Texto fuente —
La proporción de personas que identifica a los políticos y los partidos como el principal problema del país sigue creciendo. En recientes barómetros del CIS, si sumásemos categorías de respuesta que aparecen desagregadas como «los políticos», «el Gobierno y los políticos» y «la corrupción y el fraude» veríamos que la sociedad española se ha expresado en varias ocasiones más preocupada por ellos que por el paro, la situación económica o la sanidad. Estoy segura de que el bloqueo del sistema y la consecuente incapacidad para desplegar políticas públicas de calado es la principal causa de este fracaso. Pero estoy igualmente convencida de que las derivas en los usos de las herramientas de la retórica de la persuasión por parte de los líderes de los grandes partidos españoles también explican al menos una parte de este descrédito.

Enunciado del ejercicio — Reproduce el tramo del texto sobre el descrédito de la política que va de "La proporción de" a "de este descrédito.", sustituyendo "paro" por "desempleo". El material que sigue no interviene en este ejercicio.

(Entradas de posición de ítems)
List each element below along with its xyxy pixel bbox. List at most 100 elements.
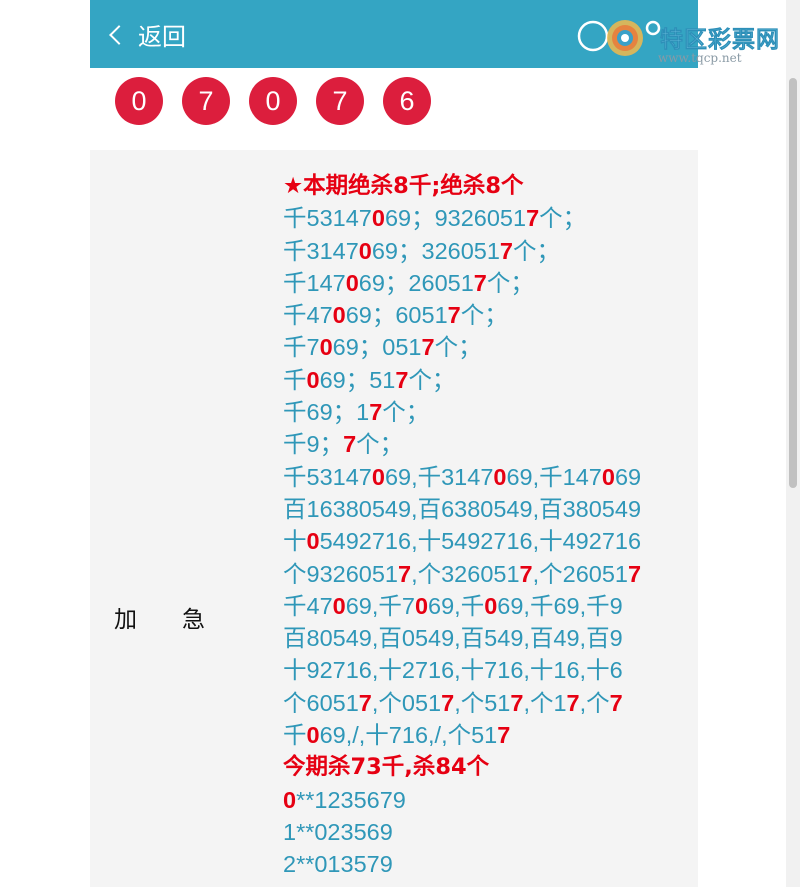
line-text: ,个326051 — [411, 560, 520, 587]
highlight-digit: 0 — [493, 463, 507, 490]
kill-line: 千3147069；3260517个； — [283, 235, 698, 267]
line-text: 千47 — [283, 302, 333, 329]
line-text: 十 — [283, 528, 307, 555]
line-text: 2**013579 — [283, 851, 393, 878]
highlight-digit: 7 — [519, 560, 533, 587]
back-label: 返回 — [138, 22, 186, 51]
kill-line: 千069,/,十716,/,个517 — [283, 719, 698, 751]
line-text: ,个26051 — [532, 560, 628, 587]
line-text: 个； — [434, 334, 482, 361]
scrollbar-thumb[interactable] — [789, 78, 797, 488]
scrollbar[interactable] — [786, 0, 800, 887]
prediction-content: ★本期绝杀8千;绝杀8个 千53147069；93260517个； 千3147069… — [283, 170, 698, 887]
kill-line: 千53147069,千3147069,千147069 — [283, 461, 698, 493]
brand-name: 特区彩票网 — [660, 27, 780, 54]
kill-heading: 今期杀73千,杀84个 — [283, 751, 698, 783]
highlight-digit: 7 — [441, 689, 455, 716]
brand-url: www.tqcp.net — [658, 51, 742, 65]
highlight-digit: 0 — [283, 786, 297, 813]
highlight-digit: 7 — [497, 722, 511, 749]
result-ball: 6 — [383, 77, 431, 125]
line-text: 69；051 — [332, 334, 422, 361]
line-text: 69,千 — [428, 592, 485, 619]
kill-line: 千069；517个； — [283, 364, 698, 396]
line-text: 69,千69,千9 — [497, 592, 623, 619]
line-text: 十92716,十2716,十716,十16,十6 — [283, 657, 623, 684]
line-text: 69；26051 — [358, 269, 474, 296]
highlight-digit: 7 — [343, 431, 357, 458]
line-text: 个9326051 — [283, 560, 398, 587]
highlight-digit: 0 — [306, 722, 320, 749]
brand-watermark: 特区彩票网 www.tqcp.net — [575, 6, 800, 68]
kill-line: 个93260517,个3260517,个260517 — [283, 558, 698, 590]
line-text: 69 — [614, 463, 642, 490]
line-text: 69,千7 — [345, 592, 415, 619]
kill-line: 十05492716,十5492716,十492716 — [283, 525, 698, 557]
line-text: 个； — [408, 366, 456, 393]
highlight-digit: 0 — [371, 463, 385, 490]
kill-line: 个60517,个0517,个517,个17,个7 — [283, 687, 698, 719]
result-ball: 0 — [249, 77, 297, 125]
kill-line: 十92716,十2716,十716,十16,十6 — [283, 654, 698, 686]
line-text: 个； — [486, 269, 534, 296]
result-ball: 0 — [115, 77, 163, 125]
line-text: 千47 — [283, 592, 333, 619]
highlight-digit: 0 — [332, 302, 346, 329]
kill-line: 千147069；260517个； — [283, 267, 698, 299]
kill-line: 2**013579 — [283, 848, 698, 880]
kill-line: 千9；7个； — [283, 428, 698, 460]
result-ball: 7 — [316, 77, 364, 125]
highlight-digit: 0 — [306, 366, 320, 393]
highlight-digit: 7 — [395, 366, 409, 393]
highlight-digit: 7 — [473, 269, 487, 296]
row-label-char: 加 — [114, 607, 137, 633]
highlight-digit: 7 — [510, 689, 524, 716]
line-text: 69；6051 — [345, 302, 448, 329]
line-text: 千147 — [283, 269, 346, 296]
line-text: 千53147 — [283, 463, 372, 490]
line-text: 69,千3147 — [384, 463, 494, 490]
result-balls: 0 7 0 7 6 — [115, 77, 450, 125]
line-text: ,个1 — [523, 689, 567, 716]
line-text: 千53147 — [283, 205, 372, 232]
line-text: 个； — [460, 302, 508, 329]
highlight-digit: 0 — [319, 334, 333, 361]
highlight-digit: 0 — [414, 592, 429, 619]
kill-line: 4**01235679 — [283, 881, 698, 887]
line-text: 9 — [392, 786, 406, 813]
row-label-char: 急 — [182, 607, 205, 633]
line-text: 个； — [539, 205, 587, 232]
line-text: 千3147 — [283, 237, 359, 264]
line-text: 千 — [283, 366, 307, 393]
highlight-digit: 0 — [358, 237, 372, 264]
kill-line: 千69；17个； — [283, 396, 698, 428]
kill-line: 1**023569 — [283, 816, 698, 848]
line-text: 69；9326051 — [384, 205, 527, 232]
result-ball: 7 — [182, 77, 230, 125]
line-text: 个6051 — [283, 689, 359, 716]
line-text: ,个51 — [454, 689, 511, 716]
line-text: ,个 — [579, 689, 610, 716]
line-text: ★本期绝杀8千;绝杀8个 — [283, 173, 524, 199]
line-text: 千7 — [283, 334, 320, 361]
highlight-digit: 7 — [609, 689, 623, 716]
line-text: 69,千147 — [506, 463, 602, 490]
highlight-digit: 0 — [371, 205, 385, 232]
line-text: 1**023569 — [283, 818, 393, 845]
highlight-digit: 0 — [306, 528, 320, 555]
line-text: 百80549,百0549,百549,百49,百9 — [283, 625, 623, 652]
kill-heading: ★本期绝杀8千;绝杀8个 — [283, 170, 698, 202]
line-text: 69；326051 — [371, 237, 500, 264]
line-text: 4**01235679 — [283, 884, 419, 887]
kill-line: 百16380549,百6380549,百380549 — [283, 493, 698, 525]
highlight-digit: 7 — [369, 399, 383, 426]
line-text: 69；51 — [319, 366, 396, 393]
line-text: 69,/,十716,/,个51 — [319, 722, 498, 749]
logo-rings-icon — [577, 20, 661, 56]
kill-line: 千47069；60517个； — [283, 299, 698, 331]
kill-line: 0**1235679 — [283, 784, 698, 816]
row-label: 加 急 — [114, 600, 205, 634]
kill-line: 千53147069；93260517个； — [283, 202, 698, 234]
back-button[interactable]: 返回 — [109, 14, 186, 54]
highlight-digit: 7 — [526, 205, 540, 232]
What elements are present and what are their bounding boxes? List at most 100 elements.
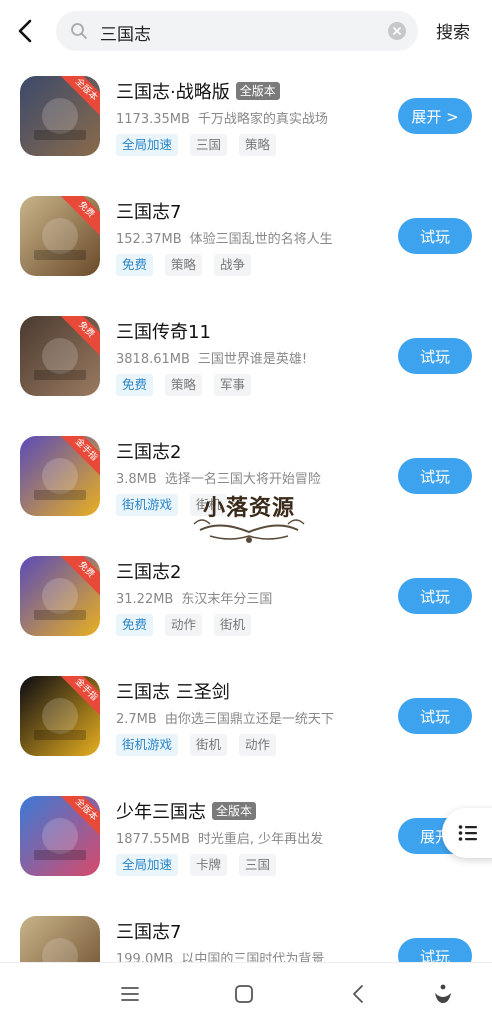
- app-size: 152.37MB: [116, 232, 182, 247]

Salida completa —
La proporción de personas que identifica a los políticos y los partidos como el principal problema del país sigue creciendo. En recientes barómetros del CIS, si sumásemos categorías de respuesta que aparecen desagregadas como «los políticos», «el Gobierno y los políticos» y «la corrupción y el fraude» veríamos que la sociedad española se ha expresado en varias ocasiones más preocupada por ellos que por el desempleo, la situación económica o la sanidad. Estoy segura de que el bloqueo del sistema y la consecuente incapacidad para desplegar políticas públicas de calado es la principal causa de este fracaso. Pero estoy igualmente convencida de que las derivas en los usos de las herramientas de la retórica de la persuasión por parte de los líderes de los grandes partidos españoles también explican al menos una parte de este descrédito.